* Raw records
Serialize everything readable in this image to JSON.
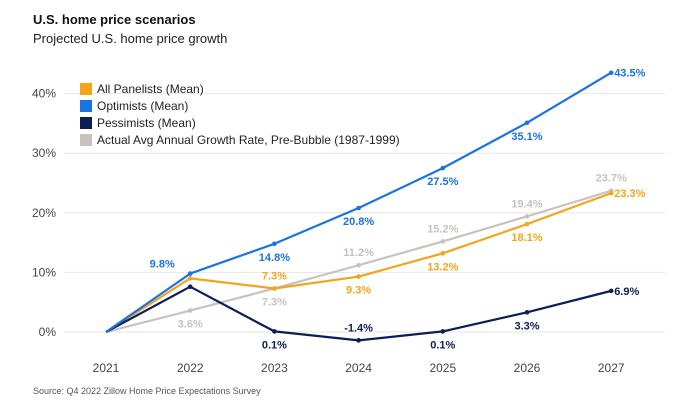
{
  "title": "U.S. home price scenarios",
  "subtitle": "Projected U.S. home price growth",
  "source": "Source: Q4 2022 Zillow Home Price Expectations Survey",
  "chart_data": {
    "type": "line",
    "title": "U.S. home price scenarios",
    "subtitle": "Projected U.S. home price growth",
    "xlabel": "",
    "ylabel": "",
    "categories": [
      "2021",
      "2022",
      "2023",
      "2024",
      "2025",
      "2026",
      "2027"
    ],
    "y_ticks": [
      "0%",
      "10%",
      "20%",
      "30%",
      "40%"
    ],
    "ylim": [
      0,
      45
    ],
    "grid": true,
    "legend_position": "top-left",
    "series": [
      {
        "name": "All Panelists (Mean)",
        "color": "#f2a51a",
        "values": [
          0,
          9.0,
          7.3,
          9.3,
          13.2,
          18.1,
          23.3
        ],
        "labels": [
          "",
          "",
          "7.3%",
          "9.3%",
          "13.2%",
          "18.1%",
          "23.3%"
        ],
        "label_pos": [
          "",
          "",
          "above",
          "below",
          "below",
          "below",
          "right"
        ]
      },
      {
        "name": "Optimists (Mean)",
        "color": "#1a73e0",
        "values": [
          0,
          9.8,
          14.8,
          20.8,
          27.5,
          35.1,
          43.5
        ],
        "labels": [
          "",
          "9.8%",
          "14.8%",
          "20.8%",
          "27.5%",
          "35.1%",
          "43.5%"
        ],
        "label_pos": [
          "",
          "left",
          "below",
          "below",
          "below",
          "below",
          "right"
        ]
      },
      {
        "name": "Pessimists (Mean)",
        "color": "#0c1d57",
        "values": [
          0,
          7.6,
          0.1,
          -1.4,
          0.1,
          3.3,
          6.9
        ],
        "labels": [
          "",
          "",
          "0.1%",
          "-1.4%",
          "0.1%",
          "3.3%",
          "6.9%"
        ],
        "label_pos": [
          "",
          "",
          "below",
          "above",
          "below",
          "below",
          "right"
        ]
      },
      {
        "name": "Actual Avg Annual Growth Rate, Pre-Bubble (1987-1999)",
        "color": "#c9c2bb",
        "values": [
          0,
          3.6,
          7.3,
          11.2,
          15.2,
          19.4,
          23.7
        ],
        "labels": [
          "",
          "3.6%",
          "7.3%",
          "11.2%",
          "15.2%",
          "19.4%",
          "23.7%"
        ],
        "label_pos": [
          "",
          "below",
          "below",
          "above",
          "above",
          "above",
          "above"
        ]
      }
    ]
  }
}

* Your task
Say the number of lines in the listing that hold "Projected", with no added words.

* Exercise result
2